REQUIREMENTS |
Records follow. Select each line holding "Investment".

Dataset items

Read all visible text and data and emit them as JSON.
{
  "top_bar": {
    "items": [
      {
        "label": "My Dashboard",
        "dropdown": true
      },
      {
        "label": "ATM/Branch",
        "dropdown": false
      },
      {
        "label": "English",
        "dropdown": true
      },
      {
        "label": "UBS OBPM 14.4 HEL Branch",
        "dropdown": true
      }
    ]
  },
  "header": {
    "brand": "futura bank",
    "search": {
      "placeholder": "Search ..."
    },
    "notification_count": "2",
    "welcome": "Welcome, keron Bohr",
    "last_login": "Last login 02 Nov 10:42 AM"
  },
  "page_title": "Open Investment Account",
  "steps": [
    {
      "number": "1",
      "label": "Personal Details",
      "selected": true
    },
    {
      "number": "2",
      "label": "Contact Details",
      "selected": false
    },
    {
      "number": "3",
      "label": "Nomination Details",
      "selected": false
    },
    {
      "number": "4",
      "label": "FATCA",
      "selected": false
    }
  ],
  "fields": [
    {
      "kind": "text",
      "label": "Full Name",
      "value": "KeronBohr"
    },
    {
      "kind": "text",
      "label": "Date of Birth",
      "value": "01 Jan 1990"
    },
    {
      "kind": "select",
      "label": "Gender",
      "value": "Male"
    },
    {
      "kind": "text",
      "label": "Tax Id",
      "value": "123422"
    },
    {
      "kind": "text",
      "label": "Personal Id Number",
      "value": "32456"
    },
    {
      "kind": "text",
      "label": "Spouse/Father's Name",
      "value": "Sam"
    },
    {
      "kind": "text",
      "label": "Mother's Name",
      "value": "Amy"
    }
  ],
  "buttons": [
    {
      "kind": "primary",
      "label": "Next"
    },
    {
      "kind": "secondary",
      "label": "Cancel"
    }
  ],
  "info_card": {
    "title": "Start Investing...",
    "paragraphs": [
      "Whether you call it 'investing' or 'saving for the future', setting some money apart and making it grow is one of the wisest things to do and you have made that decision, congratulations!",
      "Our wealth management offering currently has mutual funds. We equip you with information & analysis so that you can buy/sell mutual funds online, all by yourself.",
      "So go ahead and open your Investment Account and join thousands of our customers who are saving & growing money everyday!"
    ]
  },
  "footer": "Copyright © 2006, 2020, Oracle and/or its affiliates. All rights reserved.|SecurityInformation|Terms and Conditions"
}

FULL RESPONSE |
  "page_title": "Open Investment Account",
      "So go ahead and open your Investment Account and join thousands of our customers who are saving & growing money everyday!"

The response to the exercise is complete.